Search the material for the word "this" and report each line where it turns up.

######

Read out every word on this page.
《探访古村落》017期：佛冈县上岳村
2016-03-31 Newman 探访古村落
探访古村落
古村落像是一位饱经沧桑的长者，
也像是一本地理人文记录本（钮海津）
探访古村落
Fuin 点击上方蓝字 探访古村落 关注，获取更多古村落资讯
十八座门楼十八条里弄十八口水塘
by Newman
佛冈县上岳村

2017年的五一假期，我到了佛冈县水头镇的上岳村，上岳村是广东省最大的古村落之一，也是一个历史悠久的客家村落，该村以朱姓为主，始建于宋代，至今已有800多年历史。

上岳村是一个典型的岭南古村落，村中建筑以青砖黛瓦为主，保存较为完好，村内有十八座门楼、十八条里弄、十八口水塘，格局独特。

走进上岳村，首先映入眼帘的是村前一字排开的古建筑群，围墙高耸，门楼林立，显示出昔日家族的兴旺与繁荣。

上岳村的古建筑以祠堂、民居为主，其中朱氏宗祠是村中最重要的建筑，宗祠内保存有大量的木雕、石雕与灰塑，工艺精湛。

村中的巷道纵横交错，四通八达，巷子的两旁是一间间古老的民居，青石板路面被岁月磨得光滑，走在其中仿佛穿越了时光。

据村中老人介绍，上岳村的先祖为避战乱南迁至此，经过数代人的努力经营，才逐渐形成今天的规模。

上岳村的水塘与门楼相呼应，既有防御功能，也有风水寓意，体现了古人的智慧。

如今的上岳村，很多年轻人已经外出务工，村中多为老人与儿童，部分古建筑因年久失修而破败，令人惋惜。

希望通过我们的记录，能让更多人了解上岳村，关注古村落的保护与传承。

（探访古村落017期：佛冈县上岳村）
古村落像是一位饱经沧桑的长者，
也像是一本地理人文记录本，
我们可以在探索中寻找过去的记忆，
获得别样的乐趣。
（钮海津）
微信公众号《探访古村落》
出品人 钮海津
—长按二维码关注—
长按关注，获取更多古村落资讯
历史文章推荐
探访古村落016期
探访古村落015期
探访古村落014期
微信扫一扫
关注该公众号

######

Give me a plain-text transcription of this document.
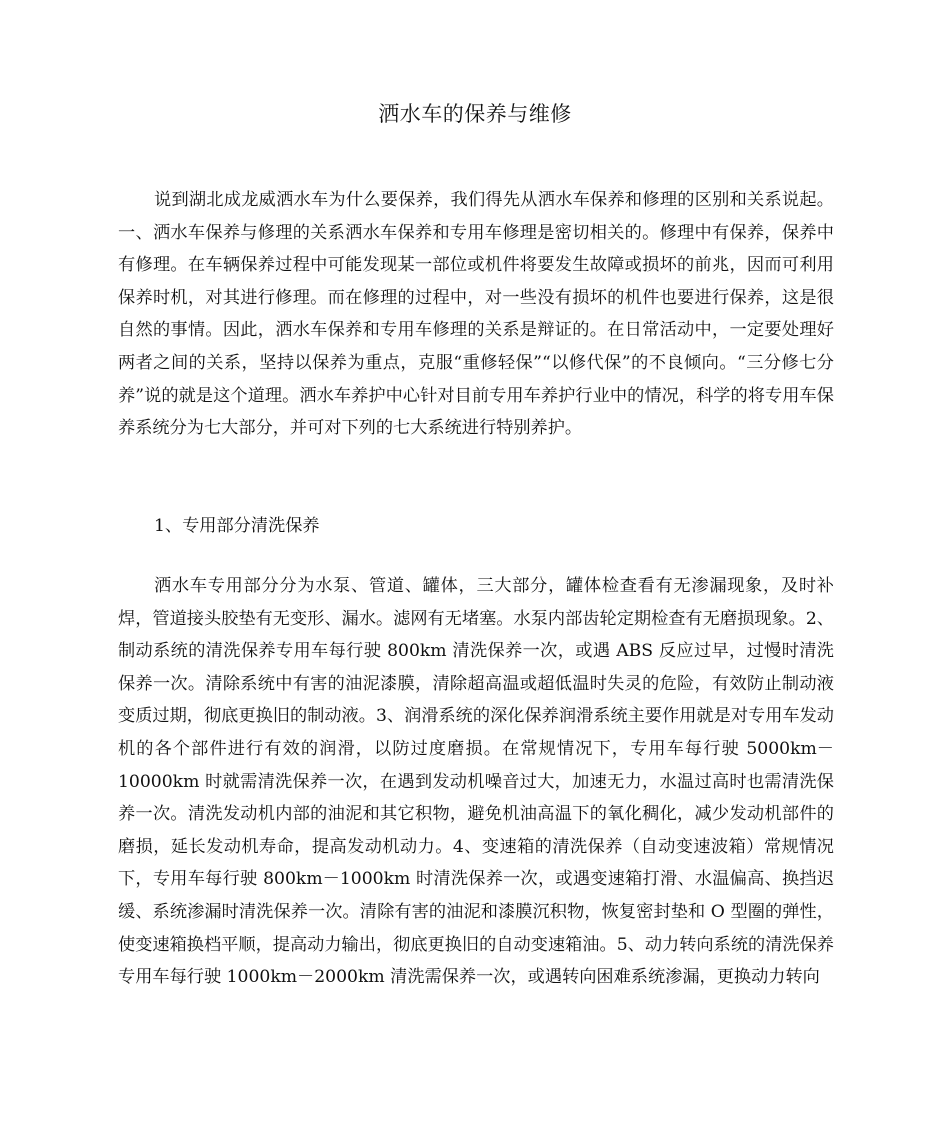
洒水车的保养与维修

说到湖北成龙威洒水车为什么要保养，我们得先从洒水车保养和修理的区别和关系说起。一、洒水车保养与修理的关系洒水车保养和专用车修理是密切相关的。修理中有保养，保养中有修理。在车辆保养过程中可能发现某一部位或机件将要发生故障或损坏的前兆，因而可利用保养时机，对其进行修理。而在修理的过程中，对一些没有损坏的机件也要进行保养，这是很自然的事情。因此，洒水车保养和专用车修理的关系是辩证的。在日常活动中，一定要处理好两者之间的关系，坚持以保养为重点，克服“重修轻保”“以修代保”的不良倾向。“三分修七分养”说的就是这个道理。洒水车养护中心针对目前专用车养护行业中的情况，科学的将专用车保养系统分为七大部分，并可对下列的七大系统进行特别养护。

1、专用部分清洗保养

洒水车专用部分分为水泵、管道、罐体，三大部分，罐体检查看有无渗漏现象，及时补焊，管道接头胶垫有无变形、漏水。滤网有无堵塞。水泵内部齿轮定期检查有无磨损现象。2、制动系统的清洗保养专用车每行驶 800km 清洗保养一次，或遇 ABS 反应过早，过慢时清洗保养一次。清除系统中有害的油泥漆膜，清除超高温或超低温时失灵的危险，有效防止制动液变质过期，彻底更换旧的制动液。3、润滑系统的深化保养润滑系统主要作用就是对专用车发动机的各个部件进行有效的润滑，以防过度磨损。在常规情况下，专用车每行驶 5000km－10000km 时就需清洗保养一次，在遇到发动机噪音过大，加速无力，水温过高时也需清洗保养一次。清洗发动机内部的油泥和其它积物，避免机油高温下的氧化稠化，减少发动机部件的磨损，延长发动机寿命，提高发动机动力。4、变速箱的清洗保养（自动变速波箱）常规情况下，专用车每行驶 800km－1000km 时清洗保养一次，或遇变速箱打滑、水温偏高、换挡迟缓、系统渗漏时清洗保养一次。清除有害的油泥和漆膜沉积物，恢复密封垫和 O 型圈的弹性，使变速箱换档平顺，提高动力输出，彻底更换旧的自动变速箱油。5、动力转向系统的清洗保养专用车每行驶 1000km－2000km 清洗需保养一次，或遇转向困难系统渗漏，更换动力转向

######

- RIGHT ANSWER:
Read out every word on this page.
Give me a plain-text transcription of this document.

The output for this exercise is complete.